__Prompt__.
Transcribe the data that follows precisely, omitting nothing.

__Items__.
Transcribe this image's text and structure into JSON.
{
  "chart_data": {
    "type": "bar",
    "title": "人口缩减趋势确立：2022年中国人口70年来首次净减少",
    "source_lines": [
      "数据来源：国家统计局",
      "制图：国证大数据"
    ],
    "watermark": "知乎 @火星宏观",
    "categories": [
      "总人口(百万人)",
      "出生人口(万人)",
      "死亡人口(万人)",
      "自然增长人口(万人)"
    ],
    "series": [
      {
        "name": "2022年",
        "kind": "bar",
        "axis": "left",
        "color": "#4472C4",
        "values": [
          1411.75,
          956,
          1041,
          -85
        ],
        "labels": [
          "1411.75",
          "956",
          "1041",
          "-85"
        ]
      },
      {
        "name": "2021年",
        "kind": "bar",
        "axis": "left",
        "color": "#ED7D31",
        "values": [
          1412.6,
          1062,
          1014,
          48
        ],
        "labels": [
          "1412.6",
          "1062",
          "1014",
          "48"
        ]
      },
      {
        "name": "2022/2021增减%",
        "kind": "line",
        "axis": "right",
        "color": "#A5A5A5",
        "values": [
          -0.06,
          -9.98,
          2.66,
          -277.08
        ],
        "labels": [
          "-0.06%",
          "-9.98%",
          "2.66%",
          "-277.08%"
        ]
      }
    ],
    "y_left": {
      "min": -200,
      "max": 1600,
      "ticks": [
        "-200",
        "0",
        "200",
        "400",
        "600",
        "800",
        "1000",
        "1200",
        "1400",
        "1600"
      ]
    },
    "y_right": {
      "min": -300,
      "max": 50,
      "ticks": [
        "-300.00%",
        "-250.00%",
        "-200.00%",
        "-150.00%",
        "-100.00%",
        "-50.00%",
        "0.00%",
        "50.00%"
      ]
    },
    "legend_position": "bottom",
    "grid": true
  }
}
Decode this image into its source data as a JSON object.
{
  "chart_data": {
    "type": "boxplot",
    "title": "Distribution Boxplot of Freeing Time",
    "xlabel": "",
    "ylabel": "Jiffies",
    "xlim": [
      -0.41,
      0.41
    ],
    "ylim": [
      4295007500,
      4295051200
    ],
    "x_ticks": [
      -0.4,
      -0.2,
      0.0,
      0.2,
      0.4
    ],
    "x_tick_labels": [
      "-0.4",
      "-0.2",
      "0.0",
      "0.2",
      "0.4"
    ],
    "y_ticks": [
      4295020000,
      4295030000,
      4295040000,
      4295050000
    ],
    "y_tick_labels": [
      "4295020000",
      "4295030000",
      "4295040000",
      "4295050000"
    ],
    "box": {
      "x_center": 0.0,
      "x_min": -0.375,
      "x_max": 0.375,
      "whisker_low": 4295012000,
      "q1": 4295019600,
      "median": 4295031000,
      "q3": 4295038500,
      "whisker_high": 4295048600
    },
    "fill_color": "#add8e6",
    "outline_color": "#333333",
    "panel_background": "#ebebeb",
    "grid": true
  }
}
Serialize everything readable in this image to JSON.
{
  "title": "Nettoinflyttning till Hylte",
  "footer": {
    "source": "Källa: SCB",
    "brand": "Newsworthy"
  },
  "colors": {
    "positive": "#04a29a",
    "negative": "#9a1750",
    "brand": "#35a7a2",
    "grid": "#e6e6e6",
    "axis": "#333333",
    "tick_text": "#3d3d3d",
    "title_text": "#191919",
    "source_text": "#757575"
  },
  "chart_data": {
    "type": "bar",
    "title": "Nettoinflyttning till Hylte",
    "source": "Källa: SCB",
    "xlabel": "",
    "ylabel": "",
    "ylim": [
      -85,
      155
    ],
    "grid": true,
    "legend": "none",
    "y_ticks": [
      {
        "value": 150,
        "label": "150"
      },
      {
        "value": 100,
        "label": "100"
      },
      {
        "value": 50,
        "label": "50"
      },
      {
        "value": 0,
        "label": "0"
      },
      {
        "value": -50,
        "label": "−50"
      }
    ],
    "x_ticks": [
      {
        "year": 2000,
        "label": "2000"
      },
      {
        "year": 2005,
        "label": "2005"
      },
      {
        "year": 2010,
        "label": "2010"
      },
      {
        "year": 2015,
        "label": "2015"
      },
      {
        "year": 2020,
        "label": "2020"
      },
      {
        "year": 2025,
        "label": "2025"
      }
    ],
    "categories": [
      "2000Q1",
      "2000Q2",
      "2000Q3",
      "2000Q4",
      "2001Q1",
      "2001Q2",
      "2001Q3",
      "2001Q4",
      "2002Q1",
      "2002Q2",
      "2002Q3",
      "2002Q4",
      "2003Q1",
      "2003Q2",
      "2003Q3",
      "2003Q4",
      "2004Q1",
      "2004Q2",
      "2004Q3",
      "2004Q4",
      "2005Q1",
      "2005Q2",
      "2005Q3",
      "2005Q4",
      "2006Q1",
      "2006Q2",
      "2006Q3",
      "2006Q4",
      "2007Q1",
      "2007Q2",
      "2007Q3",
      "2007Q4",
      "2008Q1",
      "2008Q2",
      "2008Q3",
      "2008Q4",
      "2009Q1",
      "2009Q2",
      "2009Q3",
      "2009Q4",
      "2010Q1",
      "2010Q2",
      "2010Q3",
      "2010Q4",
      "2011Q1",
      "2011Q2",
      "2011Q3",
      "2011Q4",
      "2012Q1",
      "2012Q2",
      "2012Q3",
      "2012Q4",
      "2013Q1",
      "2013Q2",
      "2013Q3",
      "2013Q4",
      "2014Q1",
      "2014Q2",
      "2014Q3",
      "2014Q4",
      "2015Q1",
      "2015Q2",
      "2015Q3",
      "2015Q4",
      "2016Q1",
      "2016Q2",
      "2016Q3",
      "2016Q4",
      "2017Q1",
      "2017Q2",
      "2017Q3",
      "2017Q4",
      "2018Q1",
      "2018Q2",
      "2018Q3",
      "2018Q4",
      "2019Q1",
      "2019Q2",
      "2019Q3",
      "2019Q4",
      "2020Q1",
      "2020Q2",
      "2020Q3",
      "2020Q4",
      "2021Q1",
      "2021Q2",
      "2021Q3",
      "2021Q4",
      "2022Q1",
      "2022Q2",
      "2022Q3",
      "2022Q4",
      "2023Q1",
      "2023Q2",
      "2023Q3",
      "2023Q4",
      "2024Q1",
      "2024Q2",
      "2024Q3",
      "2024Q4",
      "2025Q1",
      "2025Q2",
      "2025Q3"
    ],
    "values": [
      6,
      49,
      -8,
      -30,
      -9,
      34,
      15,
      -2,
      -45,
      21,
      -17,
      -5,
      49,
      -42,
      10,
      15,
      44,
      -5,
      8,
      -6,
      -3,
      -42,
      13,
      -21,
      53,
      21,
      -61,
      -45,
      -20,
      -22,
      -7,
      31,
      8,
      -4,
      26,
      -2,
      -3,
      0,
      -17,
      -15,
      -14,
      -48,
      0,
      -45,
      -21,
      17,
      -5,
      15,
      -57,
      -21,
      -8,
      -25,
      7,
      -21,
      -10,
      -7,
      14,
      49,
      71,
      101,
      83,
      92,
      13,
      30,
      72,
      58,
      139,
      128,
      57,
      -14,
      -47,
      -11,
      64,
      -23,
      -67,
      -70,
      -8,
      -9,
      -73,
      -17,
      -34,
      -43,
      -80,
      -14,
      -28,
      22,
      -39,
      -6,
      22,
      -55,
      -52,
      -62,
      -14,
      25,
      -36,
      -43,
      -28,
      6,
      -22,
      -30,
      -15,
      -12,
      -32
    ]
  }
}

__Exercise response__.
Transcribe this image's text and structure into JSON.
{
  "chart_data": {
    "type": "bar",
    "title": "人口缩减趋势确立：2022年中国人口70年来首次净减少",
    "source_lines": [
      "数据来源：国家统计局",
      "制图：国证大数据"
    ],
    "watermark": "知乎 @火星宏观",
    "categories": [
      "总人口(百万人)",
      "出生人口(万人)",
      "死亡人口(万人)",
      "自然增长人口(万人)"
    ],
    "series": [
      {
        "name": "2022年",
        "kind": "bar",
        "axis": "left",
        "color": "#4472C4",
        "values": [
          1411.75,
          956,
          1041,
          -85
        ],
        "labels": [
          "1411.75",
          "956",
          "1041",
          "-85"
        ]
      },
      {
        "name": "2021年",
        "kind": "bar",
        "axis": "left",
        "color": "#ED7D31",
        "values": [
          1412.6,
          1062,
          1014,
          48
        ],
        "labels": [
          "1412.6",
          "1062",
          "1014",
          "48"
        ]
      },
      {
        "name": "2022/2021增减%",
        "kind": "line",
        "axis": "right",
        "color": "#A5A5A5",
        "values": [
          -0.06,
          -9.98,
          2.66,
          -277.08
        ],
        "labels": [
          "-0.06%",
          "-9.98%",
          "2.66%",
          "-277.08%"
        ]
      }
    ],
    "y_left": {
      "min": -200,
      "max": 1600,
      "ticks": [
        "-200",
        "0",
        "200",
        "400",
        "600",
        "800",
        "1000",
        "1200",
        "1400",
        "1600"
      ]
    },
    "y_right": {
      "min": -300,
      "max": 50,
      "ticks": [
        "-300.00%",
        "-250.00%",
        "-200.00%",
        "-150.00%",
        "-100.00%",
        "-50.00%",
        "0.00%",
        "50.00%"
      ]
    },
    "legend_position": "bottom",
    "grid": true
  }
}
Decode this image into its source data as a JSON object.
{
  "chart_data": {
    "type": "boxplot",
    "title": "Distribution Boxplot of Freeing Time",
    "xlabel": "",
    "ylabel": "Jiffies",
    "xlim": [
      -0.41,
      0.41
    ],
    "ylim": [
      4295007500,
      4295051200
    ],
    "x_ticks": [
      -0.4,
      -0.2,
      0.0,
      0.2,
      0.4
    ],
    "x_tick_labels": [
      "-0.4",
      "-0.2",
      "0.0",
      "0.2",
      "0.4"
    ],
    "y_ticks": [
      4295020000,
      4295030000,
      4295040000,
      4295050000
    ],
    "y_tick_labels": [
      "4295020000",
      "4295030000",
      "4295040000",
      "4295050000"
    ],
    "box": {
      "x_center": 0.0,
      "x_min": -0.375,
      "x_max": 0.375,
      "whisker_low": 4295012000,
      "q1": 4295019600,
      "median": 4295031000,
      "q3": 4295038500,
      "whisker_high": 4295048600
    },
    "fill_color": "#add8e6",
    "outline_color": "#333333",
    "panel_background": "#ebebeb",
    "grid": true
  }
}
Serialize everything readable in this image to JSON.
{
  "title": "Nettoinflyttning till Hylte",
  "footer": {
    "source": "Källa: SCB",
    "brand": "Newsworthy"
  },
  "colors": {
    "positive": "#04a29a",
    "negative": "#9a1750",
    "brand": "#35a7a2",
    "grid": "#e6e6e6",
    "axis": "#333333",
    "tick_text": "#3d3d3d",
    "title_text": "#191919",
    "source_text": "#757575"
  },
  "chart_data": {
    "type": "bar",
    "title": "Nettoinflyttning till Hylte",
    "source": "Källa: SCB",
    "xlabel": "",
    "ylabel": "",
    "ylim": [
      -85,
      155
    ],
    "grid": true,
    "legend": "none",
    "y_ticks": [
      {
        "value": 150,
        "label": "150"
      },
      {
        "value": 100,
        "label": "100"
      },
      {
        "value": 50,
        "label": "50"
      },
      {
        "value": 0,
        "label": "0"
      },
      {
        "value": -50,
        "label": "−50"
      }
    ],
    "x_ticks": [
      {
        "year": 2000,
        "label": "2000"
      },
      {
        "year": 2005,
        "label": "2005"
      },
      {
        "year": 2010,
        "label": "2010"
      },
      {
        "year": 2015,
        "label": "2015"
      },
      {
        "year": 2020,
        "label": "2020"
      },
      {
        "year": 2025,
        "label": "2025"
      }
    ],
    "categories": [
      "2000Q1",
      "2000Q2",
      "2000Q3",
      "2000Q4",
      "2001Q1",
      "2001Q2",
      "2001Q3",
      "2001Q4",
      "2002Q1",
      "2002Q2",
      "2002Q3",
      "2002Q4",
      "2003Q1",
      "2003Q2",
      "2003Q3",
      "2003Q4",
      "2004Q1",
      "2004Q2",
      "2004Q3",
      "2004Q4",
      "2005Q1",
      "2005Q2",
      "2005Q3",
      "2005Q4",
      "2006Q1",
      "2006Q2",
      "2006Q3",
      "2006Q4",
      "2007Q1",
      "2007Q2",
      "2007Q3",
      "2007Q4",
      "2008Q1",
      "2008Q2",
      "2008Q3",
      "2008Q4",
      "2009Q1",
      "2009Q2",
      "2009Q3",
      "2009Q4",
      "2010Q1",
      "2010Q2",
      "2010Q3",
      "2010Q4",
      "2011Q1",
      "2011Q2",
      "2011Q3",
      "2011Q4",
      "2012Q1",
      "2012Q2",
      "2012Q3",
      "2012Q4",
      "2013Q1",
      "2013Q2",
      "2013Q3",
      "2013Q4",
      "2014Q1",
      "2014Q2",
      "2014Q3",
      "2014Q4",
      "2015Q1",
      "2015Q2",
      "2015Q3",
      "2015Q4",
      "2016Q1",
      "2016Q2",
      "2016Q3",
      "2016Q4",
      "2017Q1",
      "2017Q2",
      "2017Q3",
      "2017Q4",
      "2018Q1",
      "2018Q2",
      "2018Q3",
      "2018Q4",
      "2019Q1",
      "2019Q2",
      "2019Q3",
      "2019Q4",
      "2020Q1",
      "2020Q2",
      "2020Q3",
      "2020Q4",
      "2021Q1",
      "2021Q2",
      "2021Q3",
      "2021Q4",
      "2022Q1",
      "2022Q2",
      "2022Q3",
      "2022Q4",
      "2023Q1",
      "2023Q2",
      "2023Q3",
      "2023Q4",
      "2024Q1",
      "2024Q2",
      "2024Q3",
      "2024Q4",
      "2025Q1",
      "2025Q2",
      "2025Q3"
    ],
    "values": [
      6,
      49,
      -8,
      -30,
      -9,
      34,
      15,
      -2,
      -45,
      21,
      -17,
      -5,
      49,
      -42,
      10,
      15,
      44,
      -5,
      8,
      -6,
      -3,
      -42,
      13,
      -21,
      53,
      21,
      -61,
      -45,
      -20,
      -22,
      -7,
      31,
      8,
      -4,
      26,
      -2,
      -3,
      0,
      -17,
      -15,
      -14,
      -48,
      0,
      -45,
      -21,
      17,
      -5,
      15,
      -57,
      -21,
      -8,
      -25,
      7,
      -21,
      -10,
      -7,
      14,
      49,
      71,
      101,
      83,
      92,
      13,
      30,
      72,
      58,
      139,
      128,
      57,
      -14,
      -47,
      -11,
      64,
      -23,
      -67,
      -70,
      -8,
      -9,
      -73,
      -17,
      -34,
      -43,
      -80,
      -14,
      -28,
      22,
      -39,
      -6,
      22,
      -55,
      -52,
      -62,
      -14,
      25,
      -36,
      -43,
      -28,
      6,
      -22,
      -30,
      -15,
      -12,
      -32
    ]
  }
}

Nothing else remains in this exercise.